▶ [What is asked]
Copy each line containing the word "Namur" from the records that follow, please.

··· Given records ···

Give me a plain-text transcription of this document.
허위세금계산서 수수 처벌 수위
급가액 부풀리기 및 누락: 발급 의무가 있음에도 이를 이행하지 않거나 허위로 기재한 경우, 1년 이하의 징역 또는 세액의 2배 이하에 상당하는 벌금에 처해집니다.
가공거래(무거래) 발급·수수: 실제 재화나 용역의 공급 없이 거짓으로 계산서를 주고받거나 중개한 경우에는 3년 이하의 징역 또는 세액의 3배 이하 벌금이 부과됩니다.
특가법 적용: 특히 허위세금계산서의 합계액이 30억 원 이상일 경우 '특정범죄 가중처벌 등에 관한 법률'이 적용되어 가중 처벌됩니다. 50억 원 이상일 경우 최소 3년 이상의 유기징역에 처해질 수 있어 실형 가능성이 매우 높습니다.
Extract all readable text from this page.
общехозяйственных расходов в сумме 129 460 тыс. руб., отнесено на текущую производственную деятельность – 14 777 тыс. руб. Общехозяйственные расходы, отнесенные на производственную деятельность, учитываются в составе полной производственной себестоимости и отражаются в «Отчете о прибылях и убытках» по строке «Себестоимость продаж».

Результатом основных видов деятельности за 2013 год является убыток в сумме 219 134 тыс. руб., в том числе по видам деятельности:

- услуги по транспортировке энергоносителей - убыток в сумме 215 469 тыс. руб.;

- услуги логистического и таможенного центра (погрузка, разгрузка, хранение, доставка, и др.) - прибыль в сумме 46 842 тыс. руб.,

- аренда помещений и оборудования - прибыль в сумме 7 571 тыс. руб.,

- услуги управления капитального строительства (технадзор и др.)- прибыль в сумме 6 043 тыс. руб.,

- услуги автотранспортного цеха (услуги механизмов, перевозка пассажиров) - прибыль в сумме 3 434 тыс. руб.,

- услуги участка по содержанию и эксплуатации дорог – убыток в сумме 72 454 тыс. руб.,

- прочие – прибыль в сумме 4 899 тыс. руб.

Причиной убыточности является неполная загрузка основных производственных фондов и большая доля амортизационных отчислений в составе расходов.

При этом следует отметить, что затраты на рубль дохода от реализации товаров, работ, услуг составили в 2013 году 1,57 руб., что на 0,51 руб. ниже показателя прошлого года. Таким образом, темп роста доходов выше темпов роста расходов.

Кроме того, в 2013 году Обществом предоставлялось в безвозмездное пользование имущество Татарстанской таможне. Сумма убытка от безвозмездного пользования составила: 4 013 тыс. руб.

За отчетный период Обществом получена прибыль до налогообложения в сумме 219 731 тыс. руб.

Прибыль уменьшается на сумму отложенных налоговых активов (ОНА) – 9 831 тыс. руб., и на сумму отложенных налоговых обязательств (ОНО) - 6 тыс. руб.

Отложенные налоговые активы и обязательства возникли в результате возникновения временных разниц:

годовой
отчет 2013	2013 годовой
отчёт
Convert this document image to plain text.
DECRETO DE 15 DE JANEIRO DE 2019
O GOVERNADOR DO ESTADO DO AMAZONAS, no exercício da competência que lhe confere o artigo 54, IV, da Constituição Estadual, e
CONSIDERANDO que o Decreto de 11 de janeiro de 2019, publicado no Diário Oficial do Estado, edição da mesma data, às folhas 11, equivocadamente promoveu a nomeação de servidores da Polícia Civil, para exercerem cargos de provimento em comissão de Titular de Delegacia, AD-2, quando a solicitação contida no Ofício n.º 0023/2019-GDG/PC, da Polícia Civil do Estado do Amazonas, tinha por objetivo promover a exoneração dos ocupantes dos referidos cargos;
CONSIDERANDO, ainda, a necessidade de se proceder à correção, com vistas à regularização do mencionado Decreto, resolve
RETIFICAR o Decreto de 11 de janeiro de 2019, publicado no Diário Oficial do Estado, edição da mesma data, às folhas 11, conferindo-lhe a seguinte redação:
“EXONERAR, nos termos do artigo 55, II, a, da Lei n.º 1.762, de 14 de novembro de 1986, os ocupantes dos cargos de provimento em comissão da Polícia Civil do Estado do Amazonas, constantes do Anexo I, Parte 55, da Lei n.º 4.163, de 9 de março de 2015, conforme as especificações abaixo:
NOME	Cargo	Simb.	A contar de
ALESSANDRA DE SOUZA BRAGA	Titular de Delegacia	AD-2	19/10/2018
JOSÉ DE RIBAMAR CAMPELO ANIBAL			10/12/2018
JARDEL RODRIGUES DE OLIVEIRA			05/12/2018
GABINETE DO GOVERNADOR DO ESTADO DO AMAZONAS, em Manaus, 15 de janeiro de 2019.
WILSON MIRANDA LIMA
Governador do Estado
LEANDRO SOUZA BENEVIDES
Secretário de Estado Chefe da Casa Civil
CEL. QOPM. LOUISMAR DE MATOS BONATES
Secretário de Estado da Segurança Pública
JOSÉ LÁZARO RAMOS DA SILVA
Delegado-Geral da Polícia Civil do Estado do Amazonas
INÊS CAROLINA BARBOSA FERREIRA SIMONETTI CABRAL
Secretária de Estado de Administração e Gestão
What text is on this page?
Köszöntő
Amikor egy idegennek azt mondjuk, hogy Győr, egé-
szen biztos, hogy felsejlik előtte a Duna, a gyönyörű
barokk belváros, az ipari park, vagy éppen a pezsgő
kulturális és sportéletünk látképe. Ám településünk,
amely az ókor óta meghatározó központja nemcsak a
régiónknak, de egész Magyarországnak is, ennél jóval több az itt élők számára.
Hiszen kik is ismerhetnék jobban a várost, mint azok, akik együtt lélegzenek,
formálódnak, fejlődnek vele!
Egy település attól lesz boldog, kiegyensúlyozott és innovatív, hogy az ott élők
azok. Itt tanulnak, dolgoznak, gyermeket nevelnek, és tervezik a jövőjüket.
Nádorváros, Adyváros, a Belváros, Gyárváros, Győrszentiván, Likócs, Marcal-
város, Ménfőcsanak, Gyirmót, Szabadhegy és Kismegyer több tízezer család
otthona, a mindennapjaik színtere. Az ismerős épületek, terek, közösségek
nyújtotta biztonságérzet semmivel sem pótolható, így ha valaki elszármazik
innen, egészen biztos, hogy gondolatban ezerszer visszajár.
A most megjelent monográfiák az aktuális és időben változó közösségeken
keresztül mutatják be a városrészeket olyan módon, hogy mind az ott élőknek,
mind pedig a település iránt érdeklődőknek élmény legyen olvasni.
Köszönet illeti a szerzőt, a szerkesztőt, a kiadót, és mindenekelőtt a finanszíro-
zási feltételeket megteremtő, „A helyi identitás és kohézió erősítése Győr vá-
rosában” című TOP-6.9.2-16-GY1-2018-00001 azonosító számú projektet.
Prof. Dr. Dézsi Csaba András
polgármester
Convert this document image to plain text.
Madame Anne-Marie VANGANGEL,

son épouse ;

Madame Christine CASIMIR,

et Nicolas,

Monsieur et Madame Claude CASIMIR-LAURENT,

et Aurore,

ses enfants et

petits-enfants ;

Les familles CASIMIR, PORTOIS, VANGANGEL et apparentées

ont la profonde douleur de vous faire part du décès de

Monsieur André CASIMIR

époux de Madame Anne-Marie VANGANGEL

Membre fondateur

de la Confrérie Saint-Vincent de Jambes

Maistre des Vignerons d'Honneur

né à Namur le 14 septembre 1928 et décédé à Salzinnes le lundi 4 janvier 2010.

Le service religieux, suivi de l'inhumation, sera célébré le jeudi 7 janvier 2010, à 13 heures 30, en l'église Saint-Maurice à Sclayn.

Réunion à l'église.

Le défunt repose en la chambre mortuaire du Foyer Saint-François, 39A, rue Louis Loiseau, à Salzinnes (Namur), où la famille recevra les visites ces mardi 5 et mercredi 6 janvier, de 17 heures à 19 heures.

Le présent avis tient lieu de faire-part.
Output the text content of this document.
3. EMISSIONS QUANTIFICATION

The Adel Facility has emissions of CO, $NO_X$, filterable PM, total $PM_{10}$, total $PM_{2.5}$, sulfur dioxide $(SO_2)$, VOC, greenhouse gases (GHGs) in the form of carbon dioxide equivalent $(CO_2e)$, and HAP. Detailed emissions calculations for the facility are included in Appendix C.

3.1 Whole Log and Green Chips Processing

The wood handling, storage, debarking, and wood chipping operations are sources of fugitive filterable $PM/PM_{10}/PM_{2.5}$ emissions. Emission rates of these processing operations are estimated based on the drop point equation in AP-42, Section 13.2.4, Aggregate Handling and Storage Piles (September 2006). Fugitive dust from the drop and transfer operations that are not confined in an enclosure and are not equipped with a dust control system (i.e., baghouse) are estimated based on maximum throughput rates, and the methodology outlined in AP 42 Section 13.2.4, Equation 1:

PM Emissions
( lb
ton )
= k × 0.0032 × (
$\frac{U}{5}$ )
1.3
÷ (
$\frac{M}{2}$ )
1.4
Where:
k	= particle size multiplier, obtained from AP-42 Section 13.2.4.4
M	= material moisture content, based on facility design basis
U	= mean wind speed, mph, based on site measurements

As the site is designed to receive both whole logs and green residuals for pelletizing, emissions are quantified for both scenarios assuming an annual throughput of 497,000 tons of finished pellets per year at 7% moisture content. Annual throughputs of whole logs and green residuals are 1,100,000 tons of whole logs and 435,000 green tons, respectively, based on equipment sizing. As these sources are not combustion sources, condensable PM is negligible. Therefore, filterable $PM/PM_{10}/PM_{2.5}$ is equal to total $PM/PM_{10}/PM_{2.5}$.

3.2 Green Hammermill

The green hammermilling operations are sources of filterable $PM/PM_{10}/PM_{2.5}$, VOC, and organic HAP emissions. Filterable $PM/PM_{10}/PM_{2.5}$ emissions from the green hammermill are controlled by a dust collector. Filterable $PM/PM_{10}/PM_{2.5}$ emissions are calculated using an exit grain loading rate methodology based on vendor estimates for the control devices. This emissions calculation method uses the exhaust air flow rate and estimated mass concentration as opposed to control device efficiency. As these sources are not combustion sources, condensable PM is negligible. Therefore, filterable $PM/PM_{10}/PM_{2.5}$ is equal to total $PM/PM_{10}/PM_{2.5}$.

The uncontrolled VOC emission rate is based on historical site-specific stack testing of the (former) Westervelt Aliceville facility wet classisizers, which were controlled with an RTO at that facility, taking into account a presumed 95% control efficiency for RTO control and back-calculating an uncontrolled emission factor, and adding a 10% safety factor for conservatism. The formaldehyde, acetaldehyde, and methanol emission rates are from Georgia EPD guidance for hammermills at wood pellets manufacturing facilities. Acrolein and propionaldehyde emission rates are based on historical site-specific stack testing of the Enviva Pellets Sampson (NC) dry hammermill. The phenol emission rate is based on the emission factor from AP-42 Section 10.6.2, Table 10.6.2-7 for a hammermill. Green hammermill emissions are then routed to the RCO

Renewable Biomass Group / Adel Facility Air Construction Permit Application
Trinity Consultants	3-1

···

▶ [Exercise solution]
né à Namur le 14 septembre 1928 et décédé à Salzinnes le lundi 4 janvier 2010.
Le défunt repose en la chambre mortuaire du Foyer Saint-François, 39A, rue Louis Loiseau, à Salzinnes (Namur), où la famille recevra les visites ces mardi 5 et mercredi 6 janvier, de 17 heures à 19 heures.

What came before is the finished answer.